— Prompt —
Recast the lines below as a Markdown table with two columns, Row and Line, giving each line its row number and skipping any blank lines.

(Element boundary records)
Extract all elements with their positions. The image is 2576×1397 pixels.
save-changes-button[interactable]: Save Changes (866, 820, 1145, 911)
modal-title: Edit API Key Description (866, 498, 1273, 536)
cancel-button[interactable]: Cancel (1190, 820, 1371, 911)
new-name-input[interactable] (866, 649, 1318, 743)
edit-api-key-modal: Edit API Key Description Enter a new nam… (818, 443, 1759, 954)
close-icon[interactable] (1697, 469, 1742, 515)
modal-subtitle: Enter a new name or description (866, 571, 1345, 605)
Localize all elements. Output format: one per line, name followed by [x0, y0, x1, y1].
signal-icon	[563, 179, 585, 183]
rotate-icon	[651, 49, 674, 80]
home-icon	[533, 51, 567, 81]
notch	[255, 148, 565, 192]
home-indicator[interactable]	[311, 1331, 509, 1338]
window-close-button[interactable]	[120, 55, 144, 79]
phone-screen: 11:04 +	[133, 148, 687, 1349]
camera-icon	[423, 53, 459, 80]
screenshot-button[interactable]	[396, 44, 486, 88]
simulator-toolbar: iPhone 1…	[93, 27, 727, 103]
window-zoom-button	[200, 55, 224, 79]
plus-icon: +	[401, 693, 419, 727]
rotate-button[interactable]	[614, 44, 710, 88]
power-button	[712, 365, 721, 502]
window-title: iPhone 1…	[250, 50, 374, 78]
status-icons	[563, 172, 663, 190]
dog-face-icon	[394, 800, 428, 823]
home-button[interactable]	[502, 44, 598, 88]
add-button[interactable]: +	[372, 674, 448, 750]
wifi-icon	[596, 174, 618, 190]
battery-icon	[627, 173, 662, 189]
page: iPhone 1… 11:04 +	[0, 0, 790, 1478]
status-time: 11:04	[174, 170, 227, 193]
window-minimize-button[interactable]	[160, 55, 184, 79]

— Reply —
| Row | Line |
|---|---|
| 1 | Extract all elements with their positions. The image is 2576×1397 pixels. |
| 2 | save-changes-button[interactable]: Save Changes (866, 820, 1145, 911) |
| 3 | modal-title: Edit API Key Description (866, 498, 1273, 536) |
| 4 | cancel-button[interactable]: Cancel (1190, 820, 1371, 911) |
| 5 | new-name-input[interactable] (866, 649, 1318, 743) |
| 6 | edit-api-key-modal: Edit API Key Description Enter a new nam… (818, 443, 1759, 954) |
| 7 | close-icon[interactable] (1697, 469, 1742, 515) |
| 8 | modal-subtitle: Enter a new name or description (866, 571, 1345, 605) |
| 9 | Localize all elements. Output format: one per line, name followed by [x0, y0, x1, y1]. |
| 10 | signal-icon	[563, 179, 585, 183] |
| 11 | rotate-icon	[651, 49, 674, 80] |
| 12 | home-icon	[533, 51, 567, 81] |
| 13 | notch	[255, 148, 565, 192] |
| 14 | home-indicator[interactable]	[311, 1331, 509, 1338] |
| 15 | window-close-button[interactable]	[120, 55, 144, 79] |
| 16 | phone-screen: 11:04 +	[133, 148, 687, 1349] |
| 17 | camera-icon	[423, 53, 459, 80] |
| 18 | screenshot-button[interactable]	[396, 44, 486, 88] |
| 19 | simulator-toolbar: iPhone 1…	[93, 27, 727, 103] |
| 20 | window-zoom-button	[200, 55, 224, 79] |
| 21 | plus-icon: +	[401, 693, 419, 727] |
| 22 | rotate-button[interactable]	[614, 44, 710, 88] |
| 23 | power-button	[712, 365, 721, 502] |
| 24 | window-title: iPhone 1…	[250, 50, 374, 78] |
| 25 | status-icons	[563, 172, 663, 190] |
| 26 | dog-face-icon	[394, 800, 428, 823] |
| 27 | home-button[interactable]	[502, 44, 598, 88] |
| 28 | add-button[interactable]: +	[372, 674, 448, 750] |
| 29 | wifi-icon	[596, 174, 618, 190] |
| 30 | battery-icon	[627, 173, 662, 189] |
| 31 | page: iPhone 1… 11:04 +	[0, 0, 790, 1478] |
| 32 | status-time: 11:04	[174, 170, 227, 193] |
| 33 | window-minimize-button[interactable]	[160, 55, 184, 79] |